Material provided
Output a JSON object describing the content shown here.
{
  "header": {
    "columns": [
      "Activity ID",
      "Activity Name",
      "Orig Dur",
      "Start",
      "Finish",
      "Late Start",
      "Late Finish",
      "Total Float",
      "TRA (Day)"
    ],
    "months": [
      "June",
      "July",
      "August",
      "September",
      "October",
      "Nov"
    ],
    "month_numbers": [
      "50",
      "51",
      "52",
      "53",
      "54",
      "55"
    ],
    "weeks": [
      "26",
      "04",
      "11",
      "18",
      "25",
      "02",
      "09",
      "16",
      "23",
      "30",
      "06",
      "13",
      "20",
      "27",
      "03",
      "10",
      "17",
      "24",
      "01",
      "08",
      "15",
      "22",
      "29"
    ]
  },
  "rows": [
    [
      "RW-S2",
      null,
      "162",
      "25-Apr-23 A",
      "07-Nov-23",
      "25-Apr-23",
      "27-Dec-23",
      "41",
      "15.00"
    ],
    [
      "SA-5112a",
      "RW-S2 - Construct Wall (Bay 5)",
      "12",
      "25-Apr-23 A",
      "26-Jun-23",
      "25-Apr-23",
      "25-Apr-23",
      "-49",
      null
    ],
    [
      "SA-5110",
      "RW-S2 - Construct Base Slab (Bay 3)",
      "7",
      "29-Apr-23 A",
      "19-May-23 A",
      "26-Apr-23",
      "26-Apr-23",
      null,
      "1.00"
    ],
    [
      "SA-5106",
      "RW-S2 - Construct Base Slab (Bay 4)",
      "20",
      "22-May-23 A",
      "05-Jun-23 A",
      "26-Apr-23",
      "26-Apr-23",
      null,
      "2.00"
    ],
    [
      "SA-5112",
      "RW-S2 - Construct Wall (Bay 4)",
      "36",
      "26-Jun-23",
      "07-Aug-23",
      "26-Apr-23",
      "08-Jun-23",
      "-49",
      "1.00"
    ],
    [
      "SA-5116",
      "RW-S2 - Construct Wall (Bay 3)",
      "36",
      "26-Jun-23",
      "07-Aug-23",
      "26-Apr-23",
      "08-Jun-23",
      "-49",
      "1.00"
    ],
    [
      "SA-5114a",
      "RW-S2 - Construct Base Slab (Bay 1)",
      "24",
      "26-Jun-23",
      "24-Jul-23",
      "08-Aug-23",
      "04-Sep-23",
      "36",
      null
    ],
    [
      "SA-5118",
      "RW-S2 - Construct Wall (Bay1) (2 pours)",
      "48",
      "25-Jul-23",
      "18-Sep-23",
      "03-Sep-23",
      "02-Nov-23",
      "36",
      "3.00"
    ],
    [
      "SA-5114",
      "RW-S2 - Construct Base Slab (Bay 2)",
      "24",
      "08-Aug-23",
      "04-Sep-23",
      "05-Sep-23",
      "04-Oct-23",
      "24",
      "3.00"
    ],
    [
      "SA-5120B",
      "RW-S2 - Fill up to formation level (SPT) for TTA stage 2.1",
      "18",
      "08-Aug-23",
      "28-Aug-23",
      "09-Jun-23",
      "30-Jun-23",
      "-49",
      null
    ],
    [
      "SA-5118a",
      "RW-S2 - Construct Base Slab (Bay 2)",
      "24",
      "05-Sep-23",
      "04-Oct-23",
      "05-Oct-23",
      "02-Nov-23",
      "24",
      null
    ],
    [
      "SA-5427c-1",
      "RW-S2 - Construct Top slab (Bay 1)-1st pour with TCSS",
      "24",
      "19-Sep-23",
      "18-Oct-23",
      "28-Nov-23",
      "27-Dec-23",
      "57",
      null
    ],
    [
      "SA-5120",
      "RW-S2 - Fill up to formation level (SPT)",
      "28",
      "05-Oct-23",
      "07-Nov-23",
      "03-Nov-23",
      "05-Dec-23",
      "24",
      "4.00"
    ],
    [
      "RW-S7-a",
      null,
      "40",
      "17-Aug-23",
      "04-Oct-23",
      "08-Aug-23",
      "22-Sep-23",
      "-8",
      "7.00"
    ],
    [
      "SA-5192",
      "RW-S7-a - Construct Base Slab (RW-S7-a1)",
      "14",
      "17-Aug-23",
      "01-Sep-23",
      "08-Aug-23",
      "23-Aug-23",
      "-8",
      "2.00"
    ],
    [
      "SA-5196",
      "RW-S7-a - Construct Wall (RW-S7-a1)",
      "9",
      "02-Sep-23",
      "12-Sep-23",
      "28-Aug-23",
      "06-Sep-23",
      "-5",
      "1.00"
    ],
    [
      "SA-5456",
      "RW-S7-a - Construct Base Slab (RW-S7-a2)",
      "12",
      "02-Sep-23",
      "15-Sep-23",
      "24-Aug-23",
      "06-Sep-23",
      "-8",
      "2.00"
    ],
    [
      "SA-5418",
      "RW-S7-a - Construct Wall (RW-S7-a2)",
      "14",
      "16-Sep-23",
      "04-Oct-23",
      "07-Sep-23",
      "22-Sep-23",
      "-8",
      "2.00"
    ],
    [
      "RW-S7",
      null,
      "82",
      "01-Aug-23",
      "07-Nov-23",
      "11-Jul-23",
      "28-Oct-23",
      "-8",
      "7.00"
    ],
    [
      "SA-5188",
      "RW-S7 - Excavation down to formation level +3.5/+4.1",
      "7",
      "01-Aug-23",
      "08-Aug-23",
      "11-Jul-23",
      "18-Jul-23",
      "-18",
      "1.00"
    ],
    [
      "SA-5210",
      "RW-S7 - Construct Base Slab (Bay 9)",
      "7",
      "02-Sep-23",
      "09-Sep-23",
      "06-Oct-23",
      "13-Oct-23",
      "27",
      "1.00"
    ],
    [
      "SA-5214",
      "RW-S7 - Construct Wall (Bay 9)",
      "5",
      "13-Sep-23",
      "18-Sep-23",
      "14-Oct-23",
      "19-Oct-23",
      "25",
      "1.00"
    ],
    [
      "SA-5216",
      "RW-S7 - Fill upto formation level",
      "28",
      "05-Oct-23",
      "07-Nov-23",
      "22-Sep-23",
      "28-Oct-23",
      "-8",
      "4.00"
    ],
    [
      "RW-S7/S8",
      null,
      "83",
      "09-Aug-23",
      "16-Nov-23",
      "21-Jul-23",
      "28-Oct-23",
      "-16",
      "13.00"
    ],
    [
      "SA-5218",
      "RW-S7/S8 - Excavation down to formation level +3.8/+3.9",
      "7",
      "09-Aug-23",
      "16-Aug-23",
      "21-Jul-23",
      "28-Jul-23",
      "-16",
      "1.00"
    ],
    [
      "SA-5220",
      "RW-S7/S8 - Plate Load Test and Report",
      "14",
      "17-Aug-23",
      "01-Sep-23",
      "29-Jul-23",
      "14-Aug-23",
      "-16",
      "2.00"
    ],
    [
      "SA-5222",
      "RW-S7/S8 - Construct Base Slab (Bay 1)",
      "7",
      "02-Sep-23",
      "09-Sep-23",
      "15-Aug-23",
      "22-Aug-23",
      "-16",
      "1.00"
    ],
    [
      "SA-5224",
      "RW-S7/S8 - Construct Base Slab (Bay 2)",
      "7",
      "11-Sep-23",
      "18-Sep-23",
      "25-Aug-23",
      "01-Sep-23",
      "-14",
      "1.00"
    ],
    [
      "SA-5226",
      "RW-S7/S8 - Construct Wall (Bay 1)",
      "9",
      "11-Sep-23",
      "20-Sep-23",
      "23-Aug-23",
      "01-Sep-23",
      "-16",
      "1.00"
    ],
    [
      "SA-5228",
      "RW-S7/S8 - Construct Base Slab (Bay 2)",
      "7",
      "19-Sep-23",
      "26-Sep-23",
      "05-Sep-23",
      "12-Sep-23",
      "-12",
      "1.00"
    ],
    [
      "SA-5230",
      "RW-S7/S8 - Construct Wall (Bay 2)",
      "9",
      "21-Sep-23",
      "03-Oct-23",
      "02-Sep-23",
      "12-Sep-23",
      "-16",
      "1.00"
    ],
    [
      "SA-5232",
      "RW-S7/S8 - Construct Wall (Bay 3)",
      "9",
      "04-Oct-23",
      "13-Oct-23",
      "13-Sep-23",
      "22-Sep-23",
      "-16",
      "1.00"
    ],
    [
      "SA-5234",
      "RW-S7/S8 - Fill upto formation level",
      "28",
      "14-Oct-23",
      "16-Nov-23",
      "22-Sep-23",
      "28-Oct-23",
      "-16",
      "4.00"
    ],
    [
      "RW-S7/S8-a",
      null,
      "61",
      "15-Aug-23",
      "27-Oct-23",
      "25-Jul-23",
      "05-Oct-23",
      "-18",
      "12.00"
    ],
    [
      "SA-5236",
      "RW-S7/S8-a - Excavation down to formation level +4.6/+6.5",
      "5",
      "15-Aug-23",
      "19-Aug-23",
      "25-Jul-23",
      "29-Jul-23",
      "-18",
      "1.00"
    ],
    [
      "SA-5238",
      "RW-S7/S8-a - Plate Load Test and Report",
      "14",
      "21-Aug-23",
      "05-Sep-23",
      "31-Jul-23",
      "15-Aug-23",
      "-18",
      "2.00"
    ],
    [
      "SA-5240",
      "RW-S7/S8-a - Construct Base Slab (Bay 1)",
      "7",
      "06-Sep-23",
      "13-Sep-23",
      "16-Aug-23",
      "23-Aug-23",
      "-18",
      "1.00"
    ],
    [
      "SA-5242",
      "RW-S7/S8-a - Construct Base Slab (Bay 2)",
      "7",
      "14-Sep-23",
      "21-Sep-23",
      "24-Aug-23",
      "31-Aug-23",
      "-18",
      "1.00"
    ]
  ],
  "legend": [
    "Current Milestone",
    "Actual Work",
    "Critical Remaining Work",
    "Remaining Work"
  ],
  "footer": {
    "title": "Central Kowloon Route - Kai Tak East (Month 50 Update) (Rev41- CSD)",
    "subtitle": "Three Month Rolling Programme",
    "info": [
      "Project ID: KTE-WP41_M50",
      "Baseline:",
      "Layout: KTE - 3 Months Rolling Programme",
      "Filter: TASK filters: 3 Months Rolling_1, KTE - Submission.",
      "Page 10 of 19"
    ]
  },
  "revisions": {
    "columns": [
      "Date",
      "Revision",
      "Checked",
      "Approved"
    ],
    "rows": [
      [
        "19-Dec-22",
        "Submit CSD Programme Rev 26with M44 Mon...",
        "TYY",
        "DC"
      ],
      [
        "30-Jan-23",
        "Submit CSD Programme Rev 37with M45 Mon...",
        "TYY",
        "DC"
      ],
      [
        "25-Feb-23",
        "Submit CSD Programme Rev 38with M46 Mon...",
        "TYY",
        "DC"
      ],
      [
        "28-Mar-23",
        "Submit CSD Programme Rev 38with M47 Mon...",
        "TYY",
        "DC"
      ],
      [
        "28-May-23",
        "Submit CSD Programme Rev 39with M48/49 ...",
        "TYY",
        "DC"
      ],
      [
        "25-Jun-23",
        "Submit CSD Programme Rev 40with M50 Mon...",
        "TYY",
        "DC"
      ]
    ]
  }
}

Exercise brief
Return every line holding the word "Test" from the records.

Answer to the problem
      "RW-S7/S8 - Plate Load Test and Report",
      "RW-S7/S8-a - Plate Load Test and Report",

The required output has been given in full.